Written exercise →
In full and without alteration, give the listing again.

Records for processing →
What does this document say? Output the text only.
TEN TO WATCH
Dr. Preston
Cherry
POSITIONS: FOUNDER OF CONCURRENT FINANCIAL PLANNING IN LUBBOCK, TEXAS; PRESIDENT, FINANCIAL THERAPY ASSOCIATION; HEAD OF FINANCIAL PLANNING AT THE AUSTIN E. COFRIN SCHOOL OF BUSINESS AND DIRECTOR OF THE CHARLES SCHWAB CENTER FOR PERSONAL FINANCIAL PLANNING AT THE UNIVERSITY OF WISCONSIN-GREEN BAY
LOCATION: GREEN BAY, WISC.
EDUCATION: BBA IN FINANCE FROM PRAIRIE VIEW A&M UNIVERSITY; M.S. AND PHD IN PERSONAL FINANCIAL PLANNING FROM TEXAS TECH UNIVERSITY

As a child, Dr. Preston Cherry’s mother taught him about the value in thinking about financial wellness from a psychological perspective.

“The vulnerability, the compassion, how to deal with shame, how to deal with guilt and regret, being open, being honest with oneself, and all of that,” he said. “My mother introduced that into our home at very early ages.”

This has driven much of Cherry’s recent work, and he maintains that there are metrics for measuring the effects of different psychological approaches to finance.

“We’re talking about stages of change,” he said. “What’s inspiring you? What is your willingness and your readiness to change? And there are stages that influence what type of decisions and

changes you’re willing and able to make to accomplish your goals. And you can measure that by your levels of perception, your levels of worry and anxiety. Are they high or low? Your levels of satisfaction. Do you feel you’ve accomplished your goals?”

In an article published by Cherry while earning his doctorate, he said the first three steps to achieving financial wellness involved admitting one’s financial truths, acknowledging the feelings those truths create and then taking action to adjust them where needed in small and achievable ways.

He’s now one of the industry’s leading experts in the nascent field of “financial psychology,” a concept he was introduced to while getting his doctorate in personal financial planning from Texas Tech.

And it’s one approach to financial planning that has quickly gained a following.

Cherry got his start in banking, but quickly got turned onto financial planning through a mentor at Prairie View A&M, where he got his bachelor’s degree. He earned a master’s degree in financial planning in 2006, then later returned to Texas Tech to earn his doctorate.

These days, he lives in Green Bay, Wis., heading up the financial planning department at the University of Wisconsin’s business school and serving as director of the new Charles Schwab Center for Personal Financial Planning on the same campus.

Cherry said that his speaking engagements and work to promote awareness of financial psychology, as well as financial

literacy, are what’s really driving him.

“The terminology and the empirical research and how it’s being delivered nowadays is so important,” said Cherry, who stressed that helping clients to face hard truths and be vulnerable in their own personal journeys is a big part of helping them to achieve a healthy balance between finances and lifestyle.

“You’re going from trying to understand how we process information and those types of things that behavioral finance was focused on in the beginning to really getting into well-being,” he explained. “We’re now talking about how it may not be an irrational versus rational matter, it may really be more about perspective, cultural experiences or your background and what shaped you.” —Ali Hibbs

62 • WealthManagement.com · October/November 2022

Exercise result →
What does this document say? Output the text only.
TEN TO WATCH
Dr. Preston
Cherry
POSITIONS: FOUNDER OF CONCURRENT FINANCIAL PLANNING IN LUBBOCK, TEXAS; PRESIDENT, FINANCIAL THERAPY ASSOCIATION; HEAD OF FINANCIAL PLANNING AT THE AUSTIN E. COFRIN SCHOOL OF BUSINESS AND DIRECTOR OF THE CHARLES SCHWAB CENTER FOR PERSONAL FINANCIAL PLANNING AT THE UNIVERSITY OF WISCONSIN-GREEN BAY
LOCATION: GREEN BAY, WISC.
EDUCATION: BBA IN FINANCE FROM PRAIRIE VIEW A&M UNIVERSITY; M.S. AND PHD IN PERSONAL FINANCIAL PLANNING FROM TEXAS TECH UNIVERSITY

As a child, Dr. Preston Cherry’s mother taught him about the value in thinking about financial wellness from a psychological perspective.

“The vulnerability, the compassion, how to deal with shame, how to deal with guilt and regret, being open, being honest with oneself, and all of that,” he said. “My mother introduced that into our home at very early ages.”

This has driven much of Cherry’s recent work, and he maintains that there are metrics for measuring the effects of different psychological approaches to finance.

“We’re talking about stages of change,” he said. “What’s inspiring you? What is your willingness and your readiness to change? And there are stages that influence what type of decisions and

changes you’re willing and able to make to accomplish your goals. And you can measure that by your levels of perception, your levels of worry and anxiety. Are they high or low? Your levels of satisfaction. Do you feel you’ve accomplished your goals?”

In an article published by Cherry while earning his doctorate, he said the first three steps to achieving financial wellness involved admitting one’s financial truths, acknowledging the feelings those truths create and then taking action to adjust them where needed in small and achievable ways.

He’s now one of the industry’s leading experts in the nascent field of “financial psychology,” a concept he was introduced to while getting his doctorate in personal financial planning from Texas Tech.

And it’s one approach to financial planning that has quickly gained a following.

Cherry got his start in banking, but quickly got turned onto financial planning through a mentor at Prairie View A&M, where he got his bachelor’s degree. He earned a master’s degree in financial planning in 2006, then later returned to Texas Tech to earn his doctorate.

These days, he lives in Green Bay, Wis., heading up the financial planning department at the University of Wisconsin’s business school and serving as director of the new Charles Schwab Center for Personal Financial Planning on the same campus.

Cherry said that his speaking engagements and work to promote awareness of financial psychology, as well as financial

literacy, are what’s really driving him.

“The terminology and the empirical research and how it’s being delivered nowadays is so important,” said Cherry, who stressed that helping clients to face hard truths and be vulnerable in their own personal journeys is a big part of helping them to achieve a healthy balance between finances and lifestyle.

“You’re going from trying to understand how we process information and those types of things that behavioral finance was focused on in the beginning to really getting into well-being,” he explained. “We’re now talking about how it may not be an irrational versus rational matter, it may really be more about perspective, cultural experiences or your background and what shaped you.” —Ali Hibbs

62 • WealthManagement.com · October/November 2022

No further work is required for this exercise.